Restate the whole listing word for word. Pictures are left out.
*** Records for the exercise
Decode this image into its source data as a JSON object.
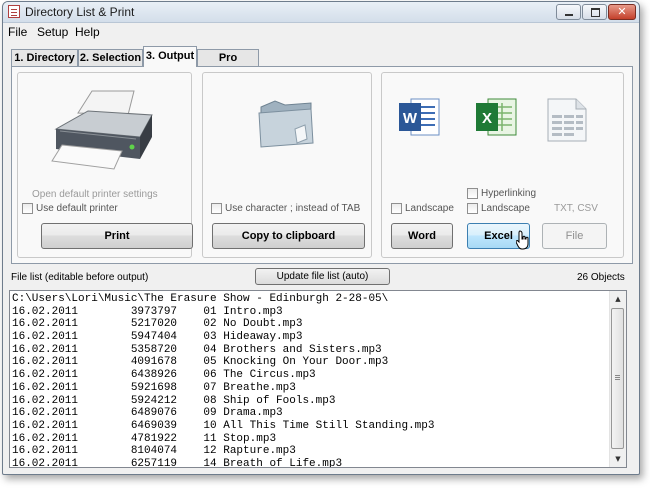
{
  "window": {
    "title": "Directory List & Print"
  },
  "menu": [
    "File",
    "Setup",
    "Help"
  ],
  "tabs": [
    {
      "label": "1. Directory",
      "active": false
    },
    {
      "label": "2. Selection",
      "active": false
    },
    {
      "label": "3. Output",
      "active": true
    },
    {
      "label": "Pro Licence",
      "active": false
    }
  ],
  "print_group": {
    "icon": "printer-icon",
    "open_settings": "Open default printer settings",
    "use_default_printer": "Use default printer",
    "button": "Print"
  },
  "clipboard_group": {
    "icon": "folder-icon",
    "use_character": "Use character  ;  instead of TAB",
    "button": "Copy to clipboard"
  },
  "export_group": {
    "word_icon": "word-icon",
    "excel_icon": "excel-icon",
    "txt_icon": "text-file-icon",
    "word_landscape": "Landscape",
    "excel_hyperlinking": "Hyperlinking",
    "excel_landscape": "Landscape",
    "txt_label": "TXT, CSV",
    "word_button": "Word",
    "excel_button": "Excel",
    "file_button": "File"
  },
  "file_list": {
    "label": "File list (editable before output)",
    "update_button": "Update file list (auto)",
    "count": "26 Objects",
    "lines": [
      "C:\\Users\\Lori\\Music\\The Erasure Show - Edinburgh 2-28-05\\",
      "16.02.2011        3973797    01 Intro.mp3",
      "16.02.2011        5217020    02 No Doubt.mp3",
      "16.02.2011        5947404    03 Hideaway.mp3",
      "16.02.2011        5358720    04 Brothers and Sisters.mp3",
      "16.02.2011        4091678    05 Knocking On Your Door.mp3",
      "16.02.2011        6438926    06 The Circus.mp3",
      "16.02.2011        5921698    07 Breathe.mp3",
      "16.02.2011        5924212    08 Ship of Fools.mp3",
      "16.02.2011        6489076    09 Drama.mp3",
      "16.02.2011        6469039    10 All This Time Still Standing.mp3",
      "16.02.2011        4781922    11 Stop.mp3",
      "16.02.2011        8104074    12 Rapture.mp3",
      "16.02.2011        6257119    14 Breath of Life.mp3"
    ]
  }
}
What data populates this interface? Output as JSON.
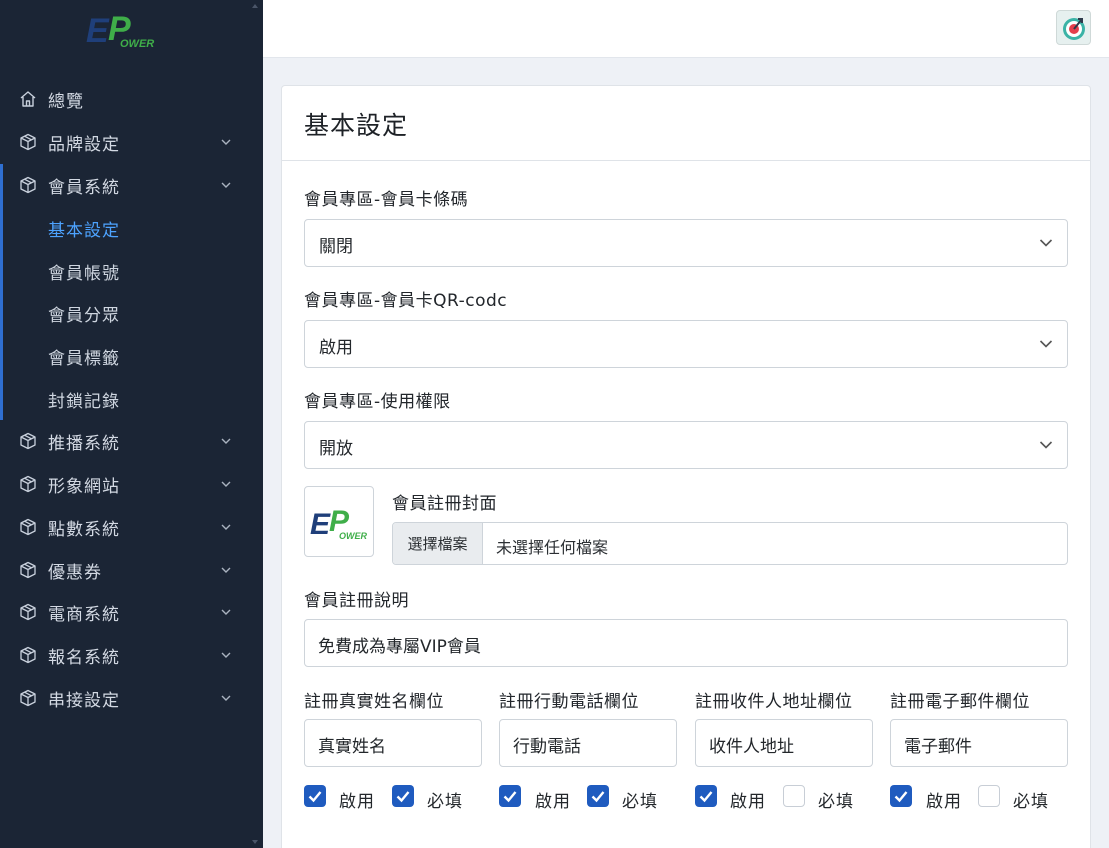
{
  "sidebar": {
    "logo_text": "EPower",
    "items": [
      {
        "label": "總覽",
        "icon": "home-icon"
      },
      {
        "label": "品牌設定",
        "icon": "box-icon"
      },
      {
        "label": "會員系統",
        "icon": "box-icon"
      },
      {
        "label": "推播系統",
        "icon": "box-icon"
      },
      {
        "label": "形象網站",
        "icon": "box-icon"
      },
      {
        "label": "點數系統",
        "icon": "box-icon"
      },
      {
        "label": "優惠券",
        "icon": "box-icon"
      },
      {
        "label": "電商系統",
        "icon": "box-icon"
      },
      {
        "label": "報名系統",
        "icon": "box-icon"
      },
      {
        "label": "串接設定",
        "icon": "box-icon"
      }
    ],
    "sub_items": [
      {
        "label": "基本設定",
        "active": true
      },
      {
        "label": "會員帳號",
        "active": false
      },
      {
        "label": "會員分眾",
        "active": false
      },
      {
        "label": "會員標籤",
        "active": false
      },
      {
        "label": "封鎖記錄",
        "active": false
      }
    ],
    "accent_color": "#4da3ff"
  },
  "header": {
    "avatar_icon": "user-avatar-icon"
  },
  "main": {
    "title": "基本設定",
    "barcode": {
      "label": "會員專區-會員卡條碼",
      "value": "關閉"
    },
    "qrcode": {
      "label": "會員專區-會員卡QR-codc",
      "value": "啟用"
    },
    "permission": {
      "label": "會員專區-使用權限",
      "value": "開放"
    },
    "cover": {
      "label": "會員註冊封面",
      "button": "選擇檔案",
      "file_status": "未選擇任何檔案"
    },
    "description": {
      "label": "會員註冊說明",
      "value": "免費成為專屬VIP會員"
    },
    "fields": [
      {
        "label": "註冊真實姓名欄位",
        "value": "真實姓名",
        "enable_label": "啟用",
        "required_label": "必填",
        "enabled": true,
        "required": true
      },
      {
        "label": "註冊行動電話欄位",
        "value": "行動電話",
        "enable_label": "啟用",
        "required_label": "必填",
        "enabled": true,
        "required": true
      },
      {
        "label": "註冊收件人地址欄位",
        "value": "收件人地址",
        "enable_label": "啟用",
        "required_label": "必填",
        "enabled": true,
        "required": false
      },
      {
        "label": "註冊電子郵件欄位",
        "value": "電子郵件",
        "enable_label": "啟用",
        "required_label": "必填",
        "enabled": true,
        "required": false
      }
    ],
    "checkbox_color": "#1f5bbf"
  }
}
******
Written response:
Decode this image into its source data as a JSON object.
{
  "window": {
    "title": "Directory List & Print"
  },
  "menu": [
    "File",
    "Setup",
    "Help"
  ],
  "tabs": [
    {
      "label": "1. Directory",
      "active": false
    },
    {
      "label": "2. Selection",
      "active": false
    },
    {
      "label": "3. Output",
      "active": true
    },
    {
      "label": "Pro Licence",
      "active": false
    }
  ],
  "print_group": {
    "icon": "printer-icon",
    "open_settings": "Open default printer settings",
    "use_default_printer": "Use default printer",
    "button": "Print"
  },
  "clipboard_group": {
    "icon": "folder-icon",
    "use_character": "Use character  ;  instead of TAB",
    "button": "Copy to clipboard"
  },
  "export_group": {
    "word_icon": "word-icon",
    "excel_icon": "excel-icon",
    "txt_icon": "text-file-icon",
    "word_landscape": "Landscape",
    "excel_hyperlinking": "Hyperlinking",
    "excel_landscape": "Landscape",
    "txt_label": "TXT, CSV",
    "word_button": "Word",
    "excel_button": "Excel",
    "file_button": "File"
  },
  "file_list": {
    "label": "File list (editable before output)",
    "update_button": "Update file list (auto)",
    "count": "26 Objects",
    "lines": [
      "C:\\Users\\Lori\\Music\\The Erasure Show - Edinburgh 2-28-05\\",
      "16.02.2011        3973797    01 Intro.mp3",
      "16.02.2011        5217020    02 No Doubt.mp3",
      "16.02.2011        5947404    03 Hideaway.mp3",
      "16.02.2011        5358720    04 Brothers and Sisters.mp3",
      "16.02.2011        4091678    05 Knocking On Your Door.mp3",
      "16.02.2011        6438926    06 The Circus.mp3",
      "16.02.2011        5921698    07 Breathe.mp3",
      "16.02.2011        5924212    08 Ship of Fools.mp3",
      "16.02.2011        6489076    09 Drama.mp3",
      "16.02.2011        6469039    10 All This Time Still Standing.mp3",
      "16.02.2011        4781922    11 Stop.mp3",
      "16.02.2011        8104074    12 Rapture.mp3",
      "16.02.2011        6257119    14 Breath of Life.mp3"
    ]
  }
}
What data populates this interface? Output as JSON.
{
  "sidebar": {
    "logo_text": "EPower",
    "items": [
      {
        "label": "總覽",
        "icon": "home-icon"
      },
      {
        "label": "品牌設定",
        "icon": "box-icon"
      },
      {
        "label": "會員系統",
        "icon": "box-icon"
      },
      {
        "label": "推播系統",
        "icon": "box-icon"
      },
      {
        "label": "形象網站",
        "icon": "box-icon"
      },
      {
        "label": "點數系統",
        "icon": "box-icon"
      },
      {
        "label": "優惠券",
        "icon": "box-icon"
      },
      {
        "label": "電商系統",
        "icon": "box-icon"
      },
      {
        "label": "報名系統",
        "icon": "box-icon"
      },
      {
        "label": "串接設定",
        "icon": "box-icon"
      }
    ],
    "sub_items": [
      {
        "label": "基本設定",
        "active": true
      },
      {
        "label": "會員帳號",
        "active": false
      },
      {
        "label": "會員分眾",
        "active": false
      },
      {
        "label": "會員標籤",
        "active": false
      },
      {
        "label": "封鎖記錄",
        "active": false
      }
    ],
    "accent_color": "#4da3ff"
  },
  "header": {
    "avatar_icon": "user-avatar-icon"
  },
  "main": {
    "title": "基本設定",
    "barcode": {
      "label": "會員專區-會員卡條碼",
      "value": "關閉"
    },
    "qrcode": {
      "label": "會員專區-會員卡QR-codc",
      "value": "啟用"
    },
    "permission": {
      "label": "會員專區-使用權限",
      "value": "開放"
    },
    "cover": {
      "label": "會員註冊封面",
      "button": "選擇檔案",
      "file_status": "未選擇任何檔案"
    },
    "description": {
      "label": "會員註冊說明",
      "value": "免費成為專屬VIP會員"
    },
    "fields": [
      {
        "label": "註冊真實姓名欄位",
        "value": "真實姓名",
        "enable_label": "啟用",
        "required_label": "必填",
        "enabled": true,
        "required": true
      },
      {
        "label": "註冊行動電話欄位",
        "value": "行動電話",
        "enable_label": "啟用",
        "required_label": "必填",
        "enabled": true,
        "required": true
      },
      {
        "label": "註冊收件人地址欄位",
        "value": "收件人地址",
        "enable_label": "啟用",
        "required_label": "必填",
        "enabled": true,
        "required": false
      },
      {
        "label": "註冊電子郵件欄位",
        "value": "電子郵件",
        "enable_label": "啟用",
        "required_label": "必填",
        "enabled": true,
        "required": false
      }
    ],
    "checkbox_color": "#1f5bbf"
  }
}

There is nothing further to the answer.